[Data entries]

....

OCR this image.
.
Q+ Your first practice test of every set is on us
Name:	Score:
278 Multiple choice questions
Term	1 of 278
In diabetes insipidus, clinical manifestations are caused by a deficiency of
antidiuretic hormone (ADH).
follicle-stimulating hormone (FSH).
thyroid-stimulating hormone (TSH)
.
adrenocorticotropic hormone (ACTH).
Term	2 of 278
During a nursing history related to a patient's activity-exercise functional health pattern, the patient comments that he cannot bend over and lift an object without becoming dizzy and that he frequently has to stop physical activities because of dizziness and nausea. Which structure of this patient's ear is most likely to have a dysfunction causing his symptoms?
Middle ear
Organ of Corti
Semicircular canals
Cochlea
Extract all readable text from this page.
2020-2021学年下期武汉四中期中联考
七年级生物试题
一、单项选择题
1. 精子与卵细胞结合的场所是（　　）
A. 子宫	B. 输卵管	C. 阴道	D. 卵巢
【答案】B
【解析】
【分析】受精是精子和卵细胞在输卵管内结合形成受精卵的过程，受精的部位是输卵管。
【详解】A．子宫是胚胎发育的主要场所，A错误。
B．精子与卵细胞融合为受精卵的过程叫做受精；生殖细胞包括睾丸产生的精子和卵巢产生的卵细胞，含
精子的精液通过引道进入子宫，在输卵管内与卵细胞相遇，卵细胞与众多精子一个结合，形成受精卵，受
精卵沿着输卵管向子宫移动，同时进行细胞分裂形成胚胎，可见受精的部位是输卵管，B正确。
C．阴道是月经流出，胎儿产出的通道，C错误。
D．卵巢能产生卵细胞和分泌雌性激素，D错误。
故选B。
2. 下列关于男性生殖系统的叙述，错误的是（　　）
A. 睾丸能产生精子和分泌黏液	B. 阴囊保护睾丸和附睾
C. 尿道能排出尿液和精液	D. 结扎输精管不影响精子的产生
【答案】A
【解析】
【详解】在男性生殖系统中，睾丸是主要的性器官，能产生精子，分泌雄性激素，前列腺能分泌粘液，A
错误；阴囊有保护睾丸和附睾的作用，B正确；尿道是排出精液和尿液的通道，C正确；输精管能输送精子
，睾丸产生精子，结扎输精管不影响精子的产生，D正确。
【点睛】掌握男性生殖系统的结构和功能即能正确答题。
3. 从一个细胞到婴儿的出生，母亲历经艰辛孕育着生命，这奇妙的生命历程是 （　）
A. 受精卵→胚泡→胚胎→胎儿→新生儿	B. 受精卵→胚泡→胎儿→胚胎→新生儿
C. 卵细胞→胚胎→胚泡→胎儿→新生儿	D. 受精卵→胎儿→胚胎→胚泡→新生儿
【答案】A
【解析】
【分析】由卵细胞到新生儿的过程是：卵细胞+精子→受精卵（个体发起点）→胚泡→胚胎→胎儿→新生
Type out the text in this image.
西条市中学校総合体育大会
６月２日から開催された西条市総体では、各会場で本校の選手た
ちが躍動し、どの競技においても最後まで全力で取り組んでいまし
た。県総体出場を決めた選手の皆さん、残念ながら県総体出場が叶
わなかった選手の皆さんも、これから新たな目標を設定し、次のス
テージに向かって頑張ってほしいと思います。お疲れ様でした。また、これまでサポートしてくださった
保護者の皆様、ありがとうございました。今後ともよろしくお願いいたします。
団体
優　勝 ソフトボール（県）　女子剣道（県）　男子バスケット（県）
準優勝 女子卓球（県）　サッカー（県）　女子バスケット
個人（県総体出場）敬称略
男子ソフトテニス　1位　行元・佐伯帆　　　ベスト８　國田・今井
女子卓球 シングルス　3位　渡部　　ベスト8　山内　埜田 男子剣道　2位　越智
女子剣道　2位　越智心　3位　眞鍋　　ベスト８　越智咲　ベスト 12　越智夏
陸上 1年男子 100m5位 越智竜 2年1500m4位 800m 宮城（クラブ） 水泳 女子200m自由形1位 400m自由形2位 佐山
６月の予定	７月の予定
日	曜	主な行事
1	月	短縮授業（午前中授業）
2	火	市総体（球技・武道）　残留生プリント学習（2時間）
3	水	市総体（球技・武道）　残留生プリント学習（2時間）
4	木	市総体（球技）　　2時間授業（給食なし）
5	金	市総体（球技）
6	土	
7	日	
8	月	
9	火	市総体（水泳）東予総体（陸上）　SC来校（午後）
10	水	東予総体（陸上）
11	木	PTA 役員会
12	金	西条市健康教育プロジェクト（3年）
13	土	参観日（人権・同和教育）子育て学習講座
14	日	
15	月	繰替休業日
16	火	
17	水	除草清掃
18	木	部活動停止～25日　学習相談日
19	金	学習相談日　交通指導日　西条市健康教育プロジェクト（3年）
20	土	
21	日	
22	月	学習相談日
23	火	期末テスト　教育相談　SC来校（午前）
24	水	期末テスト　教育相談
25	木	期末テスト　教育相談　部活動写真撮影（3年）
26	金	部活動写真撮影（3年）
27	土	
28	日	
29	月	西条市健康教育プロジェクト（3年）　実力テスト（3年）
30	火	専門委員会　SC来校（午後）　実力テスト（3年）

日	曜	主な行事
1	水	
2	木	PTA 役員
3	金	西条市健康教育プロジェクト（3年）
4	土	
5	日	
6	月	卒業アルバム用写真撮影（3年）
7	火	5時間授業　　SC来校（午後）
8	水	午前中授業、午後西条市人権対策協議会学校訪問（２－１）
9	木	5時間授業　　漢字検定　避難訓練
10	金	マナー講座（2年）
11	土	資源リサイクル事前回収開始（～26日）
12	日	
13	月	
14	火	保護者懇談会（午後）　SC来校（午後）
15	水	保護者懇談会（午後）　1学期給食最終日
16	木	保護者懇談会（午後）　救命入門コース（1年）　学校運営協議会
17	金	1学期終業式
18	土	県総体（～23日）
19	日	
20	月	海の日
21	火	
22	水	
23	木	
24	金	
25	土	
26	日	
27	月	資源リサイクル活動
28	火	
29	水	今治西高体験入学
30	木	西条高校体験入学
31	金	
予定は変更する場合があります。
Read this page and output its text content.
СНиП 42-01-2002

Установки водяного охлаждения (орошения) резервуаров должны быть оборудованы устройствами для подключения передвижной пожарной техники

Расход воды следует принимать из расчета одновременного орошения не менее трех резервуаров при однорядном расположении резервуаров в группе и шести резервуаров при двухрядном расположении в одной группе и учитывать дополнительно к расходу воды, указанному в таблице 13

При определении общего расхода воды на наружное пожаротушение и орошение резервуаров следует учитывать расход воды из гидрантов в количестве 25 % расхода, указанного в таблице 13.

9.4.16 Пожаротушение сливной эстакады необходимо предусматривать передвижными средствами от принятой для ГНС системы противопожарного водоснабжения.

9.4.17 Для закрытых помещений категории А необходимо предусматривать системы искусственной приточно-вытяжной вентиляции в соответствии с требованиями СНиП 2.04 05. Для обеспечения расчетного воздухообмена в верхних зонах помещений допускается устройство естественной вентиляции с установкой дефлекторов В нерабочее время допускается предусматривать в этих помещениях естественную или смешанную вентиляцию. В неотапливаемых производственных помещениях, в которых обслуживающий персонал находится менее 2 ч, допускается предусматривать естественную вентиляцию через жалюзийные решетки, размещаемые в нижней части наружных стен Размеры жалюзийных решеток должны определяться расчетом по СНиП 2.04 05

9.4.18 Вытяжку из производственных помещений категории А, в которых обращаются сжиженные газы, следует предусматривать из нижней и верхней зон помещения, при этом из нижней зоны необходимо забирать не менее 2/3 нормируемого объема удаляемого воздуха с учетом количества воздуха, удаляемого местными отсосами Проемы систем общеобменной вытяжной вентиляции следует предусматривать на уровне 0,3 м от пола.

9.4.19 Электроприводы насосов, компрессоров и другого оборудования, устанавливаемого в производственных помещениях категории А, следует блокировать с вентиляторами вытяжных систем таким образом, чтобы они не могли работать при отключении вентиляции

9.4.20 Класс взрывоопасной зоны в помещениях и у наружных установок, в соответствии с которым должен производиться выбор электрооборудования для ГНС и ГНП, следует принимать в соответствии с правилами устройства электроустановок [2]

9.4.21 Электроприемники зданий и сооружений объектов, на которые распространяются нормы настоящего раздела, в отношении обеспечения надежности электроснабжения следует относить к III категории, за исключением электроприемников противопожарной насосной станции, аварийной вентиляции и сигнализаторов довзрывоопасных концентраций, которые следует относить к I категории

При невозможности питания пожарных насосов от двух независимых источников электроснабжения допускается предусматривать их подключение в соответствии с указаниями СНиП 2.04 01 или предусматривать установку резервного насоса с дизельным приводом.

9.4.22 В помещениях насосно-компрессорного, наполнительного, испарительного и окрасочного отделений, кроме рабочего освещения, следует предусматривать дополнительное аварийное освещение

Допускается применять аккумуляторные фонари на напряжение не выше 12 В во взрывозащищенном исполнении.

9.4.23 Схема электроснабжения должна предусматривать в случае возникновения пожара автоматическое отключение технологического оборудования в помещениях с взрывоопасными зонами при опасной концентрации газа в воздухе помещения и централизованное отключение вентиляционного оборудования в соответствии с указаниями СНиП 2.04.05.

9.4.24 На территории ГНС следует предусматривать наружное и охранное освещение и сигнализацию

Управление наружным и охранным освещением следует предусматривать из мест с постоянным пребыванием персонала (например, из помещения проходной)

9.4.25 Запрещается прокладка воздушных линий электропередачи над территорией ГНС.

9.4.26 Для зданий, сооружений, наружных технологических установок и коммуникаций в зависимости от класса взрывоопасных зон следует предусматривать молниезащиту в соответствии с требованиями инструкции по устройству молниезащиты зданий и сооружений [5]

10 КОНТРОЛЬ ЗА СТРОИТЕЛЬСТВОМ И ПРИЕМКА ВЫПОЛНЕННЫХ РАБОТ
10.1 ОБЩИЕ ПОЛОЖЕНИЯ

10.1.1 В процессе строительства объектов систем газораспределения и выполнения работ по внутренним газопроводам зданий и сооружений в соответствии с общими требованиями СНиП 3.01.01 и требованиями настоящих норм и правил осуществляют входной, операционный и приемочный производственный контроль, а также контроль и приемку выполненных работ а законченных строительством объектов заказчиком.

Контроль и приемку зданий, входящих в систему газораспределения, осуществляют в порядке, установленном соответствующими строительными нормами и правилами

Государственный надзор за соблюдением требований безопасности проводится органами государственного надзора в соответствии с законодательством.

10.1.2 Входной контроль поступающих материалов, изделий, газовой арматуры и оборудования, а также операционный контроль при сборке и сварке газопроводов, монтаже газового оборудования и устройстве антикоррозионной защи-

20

....

§ TASK
Check each line of the records for "резервуаров" and copy the ones that contain it.

§ COMPLETE ANSWER
Установки водяного охлаждения (орошения) резервуаров должны быть оборудованы устройствами для подключения передвижной пожарной техники
Расход воды следует принимать из расчета одновременного орошения не менее трех резервуаров при однорядном расположении резервуаров в группе и шести резервуаров при двухрядном расположении в одной группе и учитывать дополнительно к расходу воды, указанному в таблице 13
При определении общего расхода воды на наружное пожаротушение и орошение резервуаров следует учитывать расход воды из гидрантов в количестве 25 % расхода, указанного в таблице 13.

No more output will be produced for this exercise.